# What needs to be done
Determine the count of lines holding the string "this". Return only the number.

# Input data
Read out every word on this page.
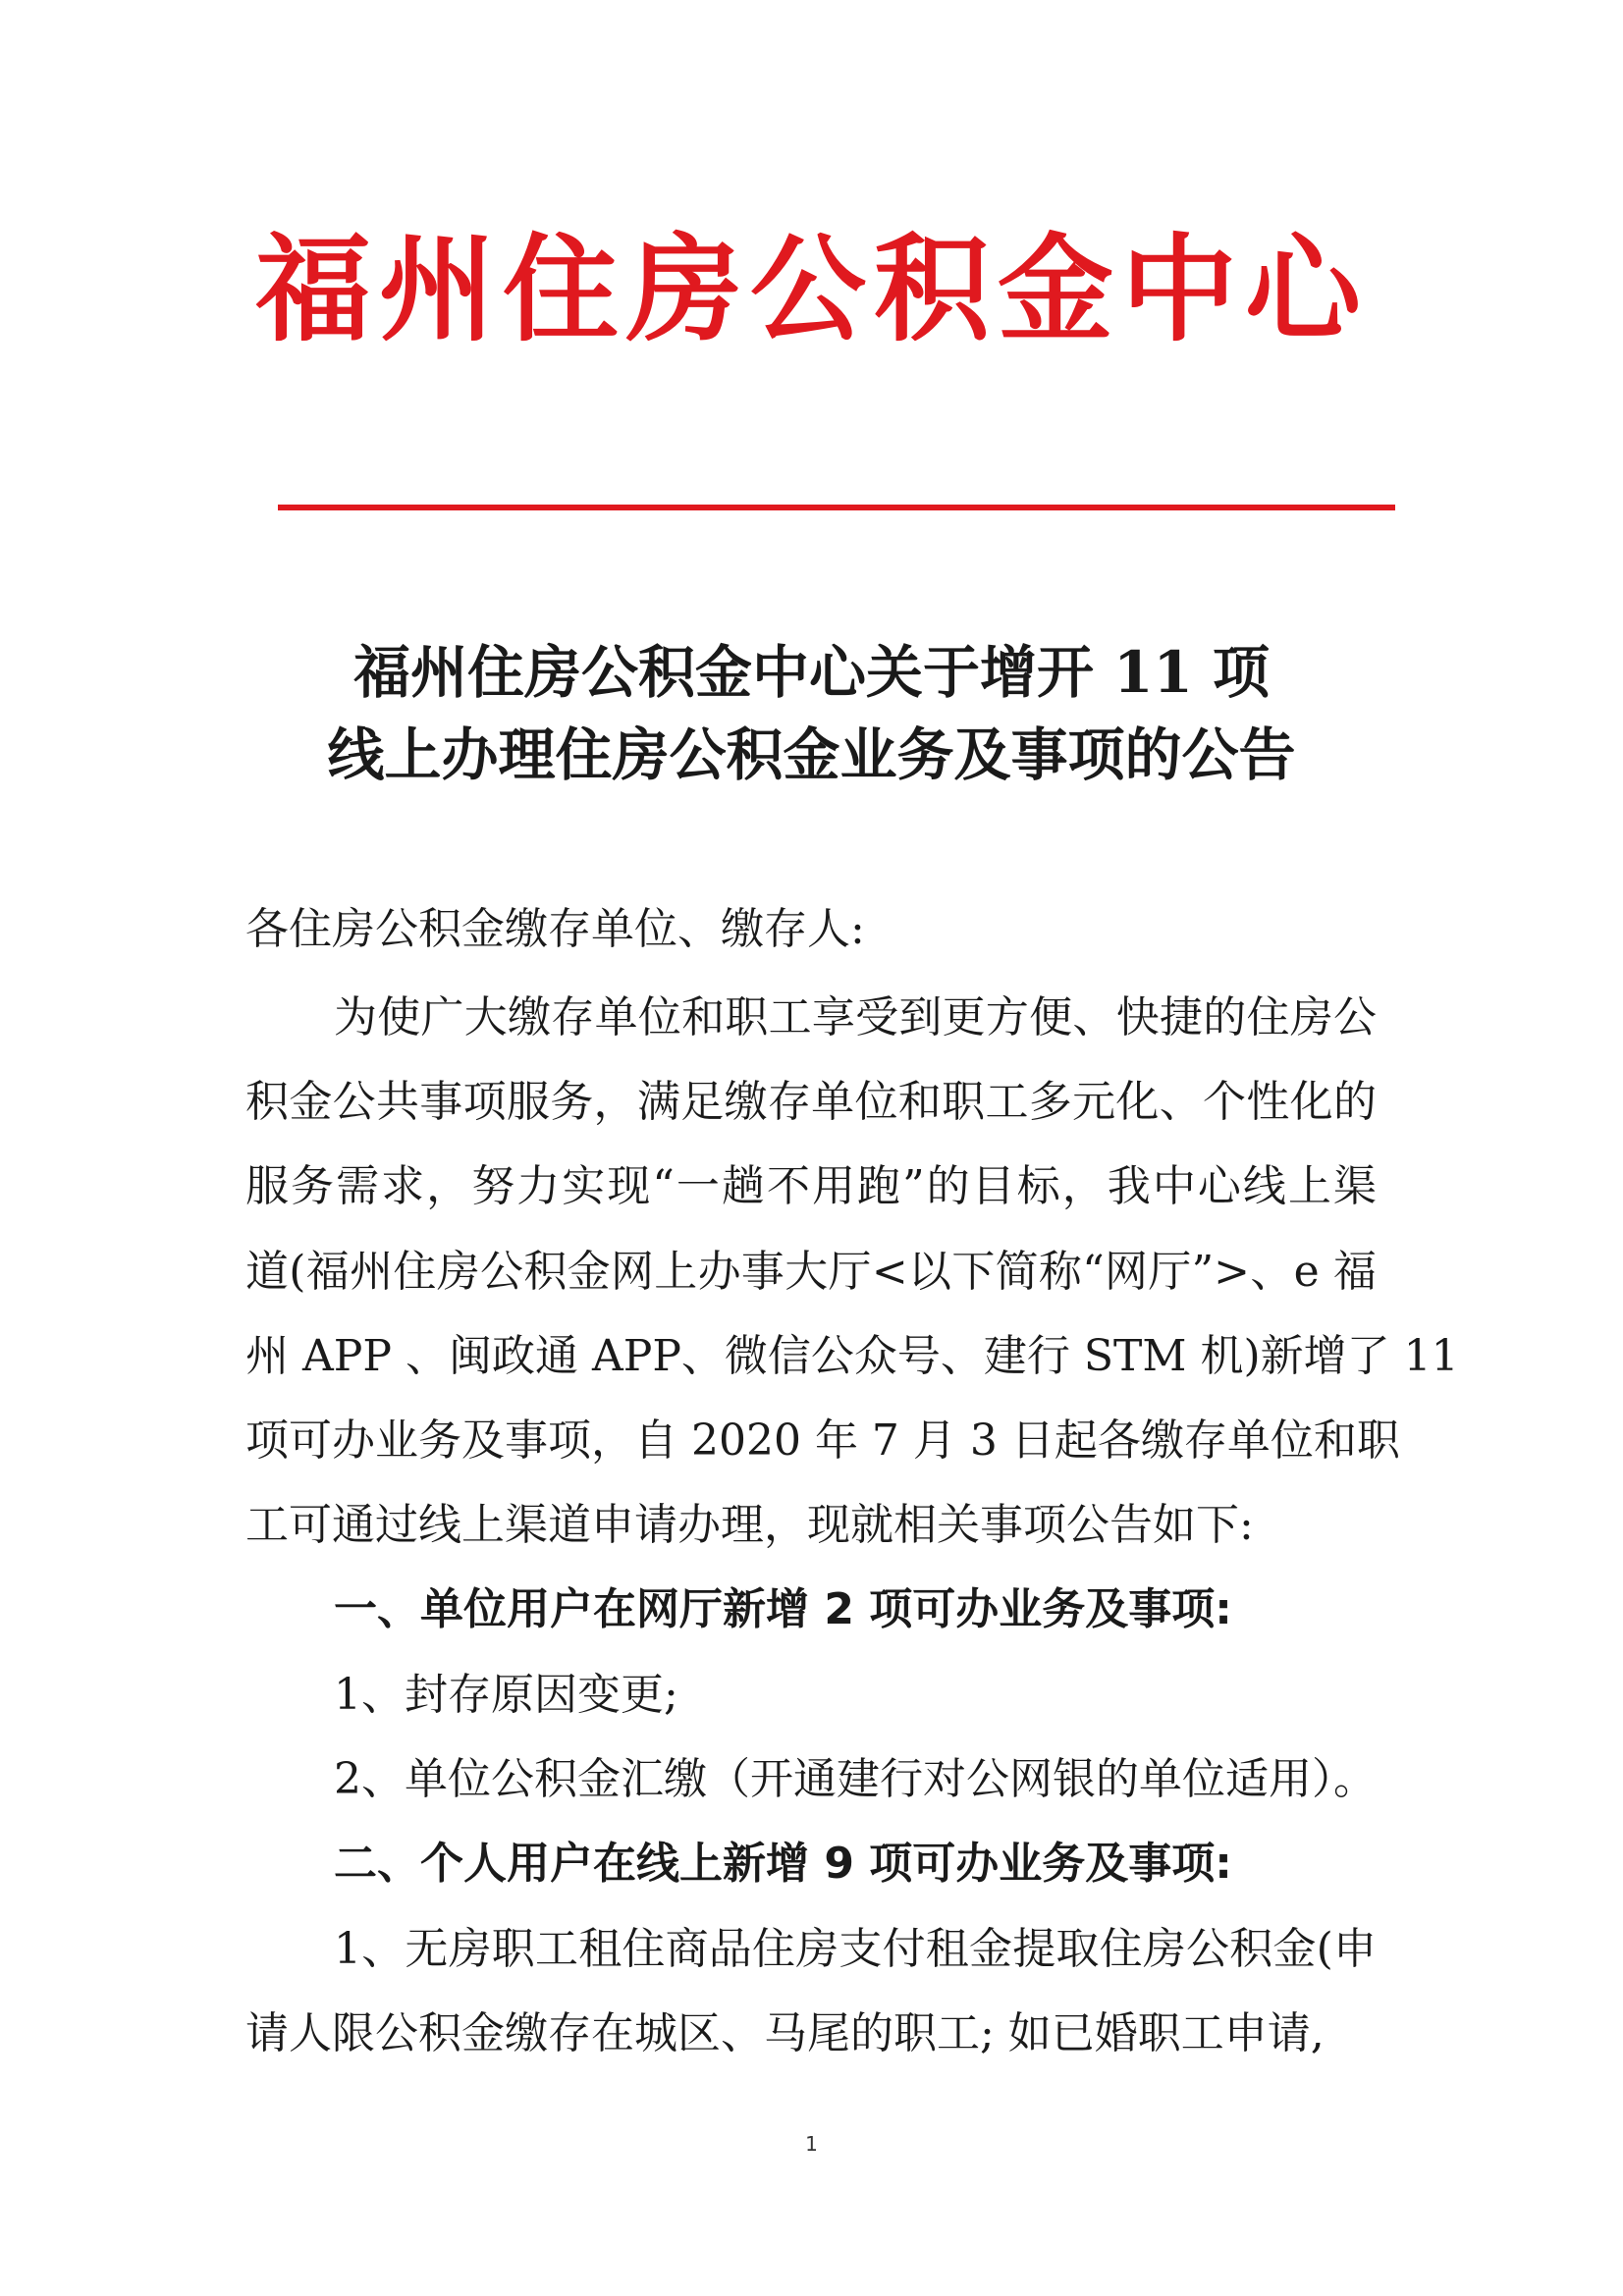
福州住房公积金中心
福州住房公积金中心关于增开 11 项
线上办理住房公积金业务及事项的公告
各住房公积金缴存单位、缴存人:
为使广大缴存单位和职工享受到更方便、快捷的住房公
积金公共事项服务，满足缴存单位和职工多元化、个性化的
服务需求，努力实现“一趟不用跑”的目标，我中心线上渠
道(福州住房公积金网上办事大厅<以下简称“网厅”>、e 福
州 APP 、闽政通 APP、微信公众号、建行 STM 机)新增了 11
项可办业务及事项，自 2020 年 7 月 3 日起各缴存单位和职
工可通过线上渠道申请办理，现就相关事项公告如下:
一、单位用户在网厅新增 2 项可办业务及事项:
1、封存原因变更;
2、单位公积金汇缴（开通建行对公网银的单位适用）。
二、个人用户在线上新增 9 项可办业务及事项:
1、无房职工租住商品住房支付租金提取住房公积金(申
请人限公积金缴存在城区、马尾的职工; 如已婚职工申请,
1
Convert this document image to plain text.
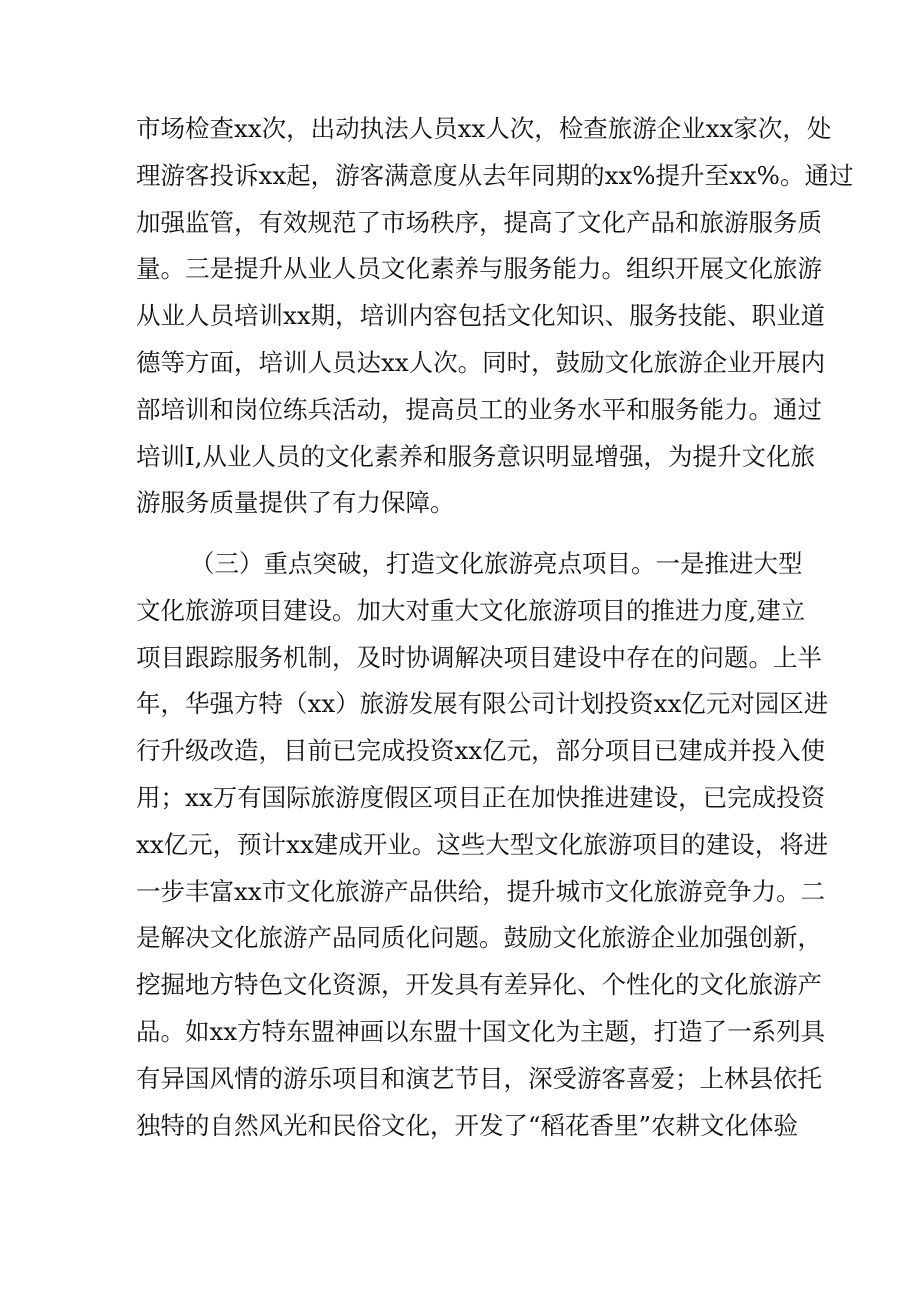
市场检查xx次，出动执法人员xx人次，检查旅游企业xx家次，处
理游客投诉xx起，游客满意度从去年同期的xx%提升至xx%。通过
加强监管，有效规范了市场秩序，提高了文化产品和旅游服务质
量。三是提升从业人员文化素养与服务能力。组织开展文化旅游
从业人员培训xx期，培训内容包括文化知识、服务技能、职业道
德等方面，培训人员达xx人次。同时，鼓励文化旅游企业开展内
部培训和岗位练兵活动，提高员工的业务水平和服务能力。通过
培训I,从业人员的文化素养和服务意识明显增强，为提升文化旅
游服务质量提供了有力保障。
（三）重点突破，打造文化旅游亮点项目。一是推进大型
文化旅游项目建设。加大对重大文化旅游项目的推进力度,建立
项目跟踪服务机制，及时协调解决项目建设中存在的问题。上半
年，华强方特（xx）旅游发展有限公司计划投资xx亿元对园区进
行升级改造，目前已完成投资xx亿元，部分项目已建成并投入使
用；xx万有国际旅游度假区项目正在加快推进建设，已完成投资
xx亿元，预计xx建成开业。这些大型文化旅游项目的建设，将进
一步丰富xx市文化旅游产品供给，提升城市文化旅游竞争力。二
是解决文化旅游产品同质化问题。鼓励文化旅游企业加强创新，
挖掘地方特色文化资源，开发具有差异化、个性化的文化旅游产
品。如xx方特东盟神画以东盟十国文化为主题，打造了一系列具
有异国风情的游乐项目和演艺节目，深受游客喜爱；上林县依托
独特的自然风光和民俗文化，开发了“稻花香里”农耕文化体验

# Written solution
2